§ **Task objective**
Return all lines with the word "name" in them.

§ **Collected data entries**
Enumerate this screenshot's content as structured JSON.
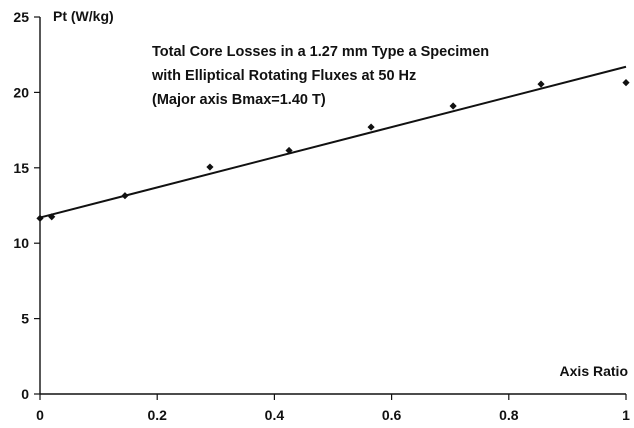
{
  "chart_data": {
    "type": "scatter",
    "title_lines": [
      "Total Core Losses in a 1.27 mm Type a Specimen",
      "with Elliptical Rotating Fluxes at 50 Hz",
      "(Major axis Bmax=1.40 T)"
    ],
    "xlabel": "Axis Ratio",
    "ylabel": "Pt (W/kg)",
    "xlim": [
      0,
      1
    ],
    "ylim": [
      0,
      25
    ],
    "x_ticks": [
      0,
      0.2,
      0.4,
      0.6,
      0.8,
      1
    ],
    "x_tick_labels": [
      "0",
      "0.2",
      "0.4",
      "0.6",
      "0.8",
      "1"
    ],
    "y_ticks": [
      0,
      5,
      10,
      15,
      20,
      25
    ],
    "y_tick_labels": [
      "0",
      "5",
      "10",
      "15",
      "20",
      "25"
    ],
    "grid": false,
    "points": [
      {
        "x": 0.0,
        "y": 11.65
      },
      {
        "x": 0.02,
        "y": 11.75
      },
      {
        "x": 0.145,
        "y": 13.15
      },
      {
        "x": 0.29,
        "y": 15.05
      },
      {
        "x": 0.425,
        "y": 16.15
      },
      {
        "x": 0.565,
        "y": 17.7
      },
      {
        "x": 0.705,
        "y": 19.1
      },
      {
        "x": 0.855,
        "y": 20.55
      },
      {
        "x": 1.0,
        "y": 20.65
      }
    ],
    "fit_line": {
      "x": [
        0,
        1
      ],
      "y": [
        11.7,
        21.7
      ]
    },
    "colors": {
      "marks": "#111111",
      "axis": "#111111"
    }
  }
}
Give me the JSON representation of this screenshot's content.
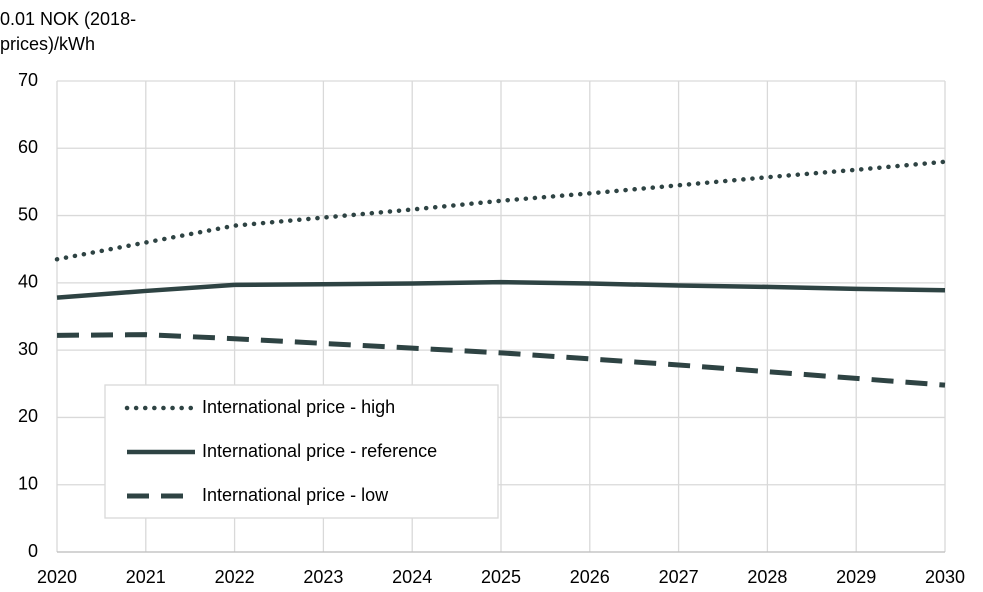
{
  "chart_data": {
    "type": "line",
    "ylabel": [
      "0.01 NOK (2018-",
      "prices)/kWh"
    ],
    "x": [
      2020,
      2021,
      2022,
      2023,
      2024,
      2025,
      2026,
      2027,
      2028,
      2029,
      2030
    ],
    "series": [
      {
        "name": "International price - high",
        "color": "#2e4343",
        "style": "dotted",
        "values": [
          43.5,
          46.0,
          48.5,
          49.7,
          50.9,
          52.2,
          53.3,
          54.5,
          55.7,
          56.8,
          58.0
        ]
      },
      {
        "name": "International price - reference",
        "color": "#2e4343",
        "style": "solid",
        "values": [
          37.8,
          38.8,
          39.7,
          39.8,
          39.9,
          40.1,
          39.9,
          39.6,
          39.4,
          39.1,
          38.9
        ]
      },
      {
        "name": "International price - low",
        "color": "#2e4343",
        "style": "dashed",
        "values": [
          32.2,
          32.3,
          31.7,
          31.0,
          30.3,
          29.6,
          28.7,
          27.8,
          26.8,
          25.8,
          24.8
        ]
      }
    ],
    "xlim": [
      2020,
      2030
    ],
    "xticks": [
      2020,
      2021,
      2022,
      2023,
      2024,
      2025,
      2026,
      2027,
      2028,
      2029,
      2030
    ],
    "ylim": [
      0,
      70
    ],
    "yticks": [
      0,
      10,
      20,
      30,
      40,
      50,
      60,
      70
    ],
    "grid": true,
    "legend": "lower-left"
  }
}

§ **Result of this exercise**
        "name": "International price - high",
        "name": "International price - reference",
        "name": "International price - low",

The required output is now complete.